## What is being asked
The entries below are to be repeated exactly as they stand.

Dataset entries:
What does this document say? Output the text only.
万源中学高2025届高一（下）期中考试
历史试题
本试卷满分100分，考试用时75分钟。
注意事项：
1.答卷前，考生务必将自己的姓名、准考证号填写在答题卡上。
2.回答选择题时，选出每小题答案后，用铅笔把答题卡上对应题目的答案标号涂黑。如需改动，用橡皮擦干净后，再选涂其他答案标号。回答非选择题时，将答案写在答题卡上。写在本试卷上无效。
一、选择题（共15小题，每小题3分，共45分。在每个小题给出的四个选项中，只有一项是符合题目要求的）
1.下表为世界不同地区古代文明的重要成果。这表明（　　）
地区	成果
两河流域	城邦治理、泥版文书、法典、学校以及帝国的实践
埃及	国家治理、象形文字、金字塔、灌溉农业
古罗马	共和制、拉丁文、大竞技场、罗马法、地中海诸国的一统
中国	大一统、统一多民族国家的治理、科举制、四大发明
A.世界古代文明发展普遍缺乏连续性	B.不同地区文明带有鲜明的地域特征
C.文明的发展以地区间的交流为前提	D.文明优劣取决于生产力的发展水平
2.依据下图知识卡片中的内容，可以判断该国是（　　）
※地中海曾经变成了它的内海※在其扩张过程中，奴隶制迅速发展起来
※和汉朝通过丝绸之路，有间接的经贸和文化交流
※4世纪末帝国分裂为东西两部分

## Task solution
What does this document say? Output the text only.
万源中学高2025届高一（下）期中考试
历史试题
本试卷满分100分，考试用时75分钟。
注意事项：
1.答卷前，考生务必将自己的姓名、准考证号填写在答题卡上。
2.回答选择题时，选出每小题答案后，用铅笔把答题卡上对应题目的答案标号涂黑。如需改动，用橡皮擦干净后，再选涂其他答案标号。回答非选择题时，将答案写在答题卡上。写在本试卷上无效。
一、选择题（共15小题，每小题3分，共45分。在每个小题给出的四个选项中，只有一项是符合题目要求的）
1.下表为世界不同地区古代文明的重要成果。这表明（　　）
地区	成果
两河流域	城邦治理、泥版文书、法典、学校以及帝国的实践
埃及	国家治理、象形文字、金字塔、灌溉农业
古罗马	共和制、拉丁文、大竞技场、罗马法、地中海诸国的一统
中国	大一统、统一多民族国家的治理、科举制、四大发明
A.世界古代文明发展普遍缺乏连续性	B.不同地区文明带有鲜明的地域特征
C.文明的发展以地区间的交流为前提	D.文明优劣取决于生产力的发展水平
2.依据下图知识卡片中的内容，可以判断该国是（　　）
※地中海曾经变成了它的内海※在其扩张过程中，奴隶制迅速发展起来
※和汉朝通过丝绸之路，有间接的经贸和文化交流
※4世纪末帝国分裂为东西两部分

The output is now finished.